Chart and figure data
========================================================================

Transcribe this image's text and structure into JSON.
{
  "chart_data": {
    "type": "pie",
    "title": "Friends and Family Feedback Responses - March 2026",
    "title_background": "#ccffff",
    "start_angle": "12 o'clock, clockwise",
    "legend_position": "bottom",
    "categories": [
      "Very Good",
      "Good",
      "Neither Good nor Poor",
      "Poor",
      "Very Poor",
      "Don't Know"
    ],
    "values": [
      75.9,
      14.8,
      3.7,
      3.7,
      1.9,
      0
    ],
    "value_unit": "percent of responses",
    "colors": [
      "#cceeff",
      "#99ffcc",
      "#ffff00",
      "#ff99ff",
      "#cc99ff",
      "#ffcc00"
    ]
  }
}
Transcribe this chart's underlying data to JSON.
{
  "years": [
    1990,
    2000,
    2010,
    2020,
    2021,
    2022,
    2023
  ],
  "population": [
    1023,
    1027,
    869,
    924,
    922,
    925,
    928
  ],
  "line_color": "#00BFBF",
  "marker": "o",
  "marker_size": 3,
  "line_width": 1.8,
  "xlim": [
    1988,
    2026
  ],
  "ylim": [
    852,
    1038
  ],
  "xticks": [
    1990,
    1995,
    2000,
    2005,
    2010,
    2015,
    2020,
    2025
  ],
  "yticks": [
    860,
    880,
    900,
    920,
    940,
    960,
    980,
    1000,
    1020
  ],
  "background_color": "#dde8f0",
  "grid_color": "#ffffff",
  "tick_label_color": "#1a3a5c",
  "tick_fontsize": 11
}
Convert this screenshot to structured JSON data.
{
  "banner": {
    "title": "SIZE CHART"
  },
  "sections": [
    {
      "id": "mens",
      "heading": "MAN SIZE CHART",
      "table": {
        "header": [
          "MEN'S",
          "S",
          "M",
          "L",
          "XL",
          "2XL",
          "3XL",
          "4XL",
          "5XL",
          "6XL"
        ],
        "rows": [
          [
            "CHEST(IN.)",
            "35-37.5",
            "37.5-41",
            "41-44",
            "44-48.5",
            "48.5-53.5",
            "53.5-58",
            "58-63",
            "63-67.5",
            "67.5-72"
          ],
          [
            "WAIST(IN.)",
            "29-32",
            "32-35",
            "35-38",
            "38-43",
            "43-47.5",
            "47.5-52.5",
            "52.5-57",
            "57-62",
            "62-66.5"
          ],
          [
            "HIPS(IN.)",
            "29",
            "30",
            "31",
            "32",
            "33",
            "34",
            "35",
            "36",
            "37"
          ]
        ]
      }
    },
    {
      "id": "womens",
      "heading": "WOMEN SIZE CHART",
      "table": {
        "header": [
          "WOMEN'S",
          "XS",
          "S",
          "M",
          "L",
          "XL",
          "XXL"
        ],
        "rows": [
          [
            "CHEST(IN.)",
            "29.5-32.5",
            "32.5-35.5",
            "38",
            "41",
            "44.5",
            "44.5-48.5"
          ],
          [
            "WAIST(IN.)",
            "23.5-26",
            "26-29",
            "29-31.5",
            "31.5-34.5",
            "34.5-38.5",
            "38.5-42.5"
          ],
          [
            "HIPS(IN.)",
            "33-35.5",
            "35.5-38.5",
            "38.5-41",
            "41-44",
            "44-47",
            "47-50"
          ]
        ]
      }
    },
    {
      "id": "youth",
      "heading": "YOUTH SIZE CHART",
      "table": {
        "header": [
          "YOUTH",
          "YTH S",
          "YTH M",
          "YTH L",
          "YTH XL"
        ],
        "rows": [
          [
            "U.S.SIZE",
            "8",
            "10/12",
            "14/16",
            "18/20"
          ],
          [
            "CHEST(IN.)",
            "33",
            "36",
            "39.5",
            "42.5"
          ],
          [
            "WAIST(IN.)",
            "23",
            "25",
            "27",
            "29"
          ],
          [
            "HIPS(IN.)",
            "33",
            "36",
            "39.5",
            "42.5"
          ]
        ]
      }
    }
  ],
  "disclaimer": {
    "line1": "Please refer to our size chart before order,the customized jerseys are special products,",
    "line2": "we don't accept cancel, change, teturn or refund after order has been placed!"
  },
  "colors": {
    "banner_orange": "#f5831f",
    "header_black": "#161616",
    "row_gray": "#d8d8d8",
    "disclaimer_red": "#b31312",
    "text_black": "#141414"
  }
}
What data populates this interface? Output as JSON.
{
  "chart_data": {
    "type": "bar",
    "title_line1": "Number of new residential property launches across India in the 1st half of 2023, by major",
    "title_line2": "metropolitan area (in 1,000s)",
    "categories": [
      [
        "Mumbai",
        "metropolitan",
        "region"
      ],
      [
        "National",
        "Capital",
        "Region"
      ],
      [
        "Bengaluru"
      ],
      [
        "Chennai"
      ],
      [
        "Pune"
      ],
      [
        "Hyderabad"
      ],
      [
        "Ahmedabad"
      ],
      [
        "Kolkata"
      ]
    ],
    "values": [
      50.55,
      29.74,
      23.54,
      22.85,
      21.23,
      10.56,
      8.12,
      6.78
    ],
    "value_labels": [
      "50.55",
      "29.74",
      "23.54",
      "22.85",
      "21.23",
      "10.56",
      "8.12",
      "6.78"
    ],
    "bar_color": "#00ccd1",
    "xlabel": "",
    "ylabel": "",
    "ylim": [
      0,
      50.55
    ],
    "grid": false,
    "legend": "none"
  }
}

========================================================================

Direction >> Identify the lines in the entries that hold "Poor" and return each one.

Final result >>
      "Neither Good nor Poor",
      "Poor",
      "Very Poor",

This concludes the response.